• _Exercise details_
Locate the word "allocation" in the entries below, then gather every line that holds it.

• _Given records_
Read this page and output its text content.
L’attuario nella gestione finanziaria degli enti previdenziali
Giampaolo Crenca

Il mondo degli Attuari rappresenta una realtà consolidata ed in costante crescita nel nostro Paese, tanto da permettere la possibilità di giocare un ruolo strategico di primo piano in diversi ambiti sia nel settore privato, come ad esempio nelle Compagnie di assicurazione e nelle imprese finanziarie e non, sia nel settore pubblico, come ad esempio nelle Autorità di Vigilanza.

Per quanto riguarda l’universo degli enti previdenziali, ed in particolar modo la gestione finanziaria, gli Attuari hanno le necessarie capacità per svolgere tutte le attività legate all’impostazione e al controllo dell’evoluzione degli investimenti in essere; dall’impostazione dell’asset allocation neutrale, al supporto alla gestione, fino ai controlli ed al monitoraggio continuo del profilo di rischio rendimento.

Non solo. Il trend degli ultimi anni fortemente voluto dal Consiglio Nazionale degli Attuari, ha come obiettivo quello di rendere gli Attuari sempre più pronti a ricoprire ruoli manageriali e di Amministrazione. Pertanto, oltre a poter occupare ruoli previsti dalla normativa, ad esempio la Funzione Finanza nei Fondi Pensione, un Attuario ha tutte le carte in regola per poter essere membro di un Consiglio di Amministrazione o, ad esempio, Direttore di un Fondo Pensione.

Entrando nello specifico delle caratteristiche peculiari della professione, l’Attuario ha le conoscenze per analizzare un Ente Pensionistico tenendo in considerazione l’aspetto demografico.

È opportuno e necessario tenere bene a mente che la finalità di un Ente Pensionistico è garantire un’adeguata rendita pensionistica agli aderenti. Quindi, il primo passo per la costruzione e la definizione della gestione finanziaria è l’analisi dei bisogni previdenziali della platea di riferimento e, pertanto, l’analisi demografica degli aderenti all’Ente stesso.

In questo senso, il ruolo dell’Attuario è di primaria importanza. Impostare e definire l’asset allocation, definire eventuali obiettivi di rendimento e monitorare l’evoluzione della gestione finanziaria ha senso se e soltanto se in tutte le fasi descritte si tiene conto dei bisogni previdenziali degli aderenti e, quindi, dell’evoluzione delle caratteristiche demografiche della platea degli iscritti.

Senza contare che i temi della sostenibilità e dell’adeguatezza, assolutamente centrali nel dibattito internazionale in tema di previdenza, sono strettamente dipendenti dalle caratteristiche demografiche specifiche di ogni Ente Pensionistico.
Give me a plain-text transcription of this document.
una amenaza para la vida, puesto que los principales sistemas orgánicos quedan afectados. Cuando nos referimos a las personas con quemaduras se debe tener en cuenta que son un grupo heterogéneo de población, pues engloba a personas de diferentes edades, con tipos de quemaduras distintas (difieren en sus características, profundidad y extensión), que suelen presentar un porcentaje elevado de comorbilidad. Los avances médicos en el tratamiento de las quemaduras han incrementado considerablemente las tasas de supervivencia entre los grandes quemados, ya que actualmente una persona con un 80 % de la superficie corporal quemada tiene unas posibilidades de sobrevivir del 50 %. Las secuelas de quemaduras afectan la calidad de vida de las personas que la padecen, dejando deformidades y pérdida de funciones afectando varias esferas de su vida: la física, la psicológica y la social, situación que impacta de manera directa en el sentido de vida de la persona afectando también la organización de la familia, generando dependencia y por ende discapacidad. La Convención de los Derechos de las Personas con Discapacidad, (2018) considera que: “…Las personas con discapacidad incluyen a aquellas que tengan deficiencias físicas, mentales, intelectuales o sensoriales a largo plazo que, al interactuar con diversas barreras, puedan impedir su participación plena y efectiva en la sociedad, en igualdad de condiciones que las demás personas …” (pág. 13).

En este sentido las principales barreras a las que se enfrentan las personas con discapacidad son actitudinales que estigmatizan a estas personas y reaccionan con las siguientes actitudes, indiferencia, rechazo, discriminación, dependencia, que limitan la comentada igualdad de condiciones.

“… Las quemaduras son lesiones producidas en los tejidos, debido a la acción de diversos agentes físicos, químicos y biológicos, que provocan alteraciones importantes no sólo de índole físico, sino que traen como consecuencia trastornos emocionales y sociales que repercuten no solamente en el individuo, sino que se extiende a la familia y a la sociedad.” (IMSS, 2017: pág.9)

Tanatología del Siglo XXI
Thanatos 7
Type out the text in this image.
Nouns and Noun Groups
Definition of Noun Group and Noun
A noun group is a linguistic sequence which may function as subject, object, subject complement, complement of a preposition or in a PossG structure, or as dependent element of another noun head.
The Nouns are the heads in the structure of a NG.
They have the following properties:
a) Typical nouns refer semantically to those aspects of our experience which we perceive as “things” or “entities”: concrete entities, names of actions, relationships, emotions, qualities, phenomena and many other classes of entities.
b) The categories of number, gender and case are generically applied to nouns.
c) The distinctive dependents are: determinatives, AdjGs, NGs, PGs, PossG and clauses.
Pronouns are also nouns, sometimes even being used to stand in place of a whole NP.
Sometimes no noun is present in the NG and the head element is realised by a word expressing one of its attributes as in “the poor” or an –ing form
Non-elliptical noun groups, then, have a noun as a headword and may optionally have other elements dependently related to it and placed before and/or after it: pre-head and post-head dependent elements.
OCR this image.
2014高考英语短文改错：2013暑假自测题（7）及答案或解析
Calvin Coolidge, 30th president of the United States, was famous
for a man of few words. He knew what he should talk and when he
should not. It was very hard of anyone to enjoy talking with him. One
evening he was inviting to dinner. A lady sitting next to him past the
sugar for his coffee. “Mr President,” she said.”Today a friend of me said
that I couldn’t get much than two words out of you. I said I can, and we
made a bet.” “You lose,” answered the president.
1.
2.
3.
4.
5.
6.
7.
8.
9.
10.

• _Finished answer_
Per quanto riguarda l’universo degli enti previdenziali, ed in particolar modo la gestione finanziaria, gli Attuari hanno le necessarie capacità per svolgere tutte le attività legate all’impostazione e al controllo dell’evoluzione degli investimenti in essere; dall’impostazione dell’asset allocation neutrale, al supporto alla gestione, fino ai controlli ed al monitoraggio continuo del profilo di rischio rendimento.
In questo senso, il ruolo dell’Attuario è di primaria importanza. Impostare e definire l’asset allocation, definire eventuali obiettivi di rendimento e monitorare l’evoluzione della gestione finanziaria ha senso se e soltanto se in tutte le fasi descritte si tiene conto dei bisogni previdenziali degli aderenti e, quindi, dell’evoluzione delle caratteristiche demografiche della platea degli iscritti.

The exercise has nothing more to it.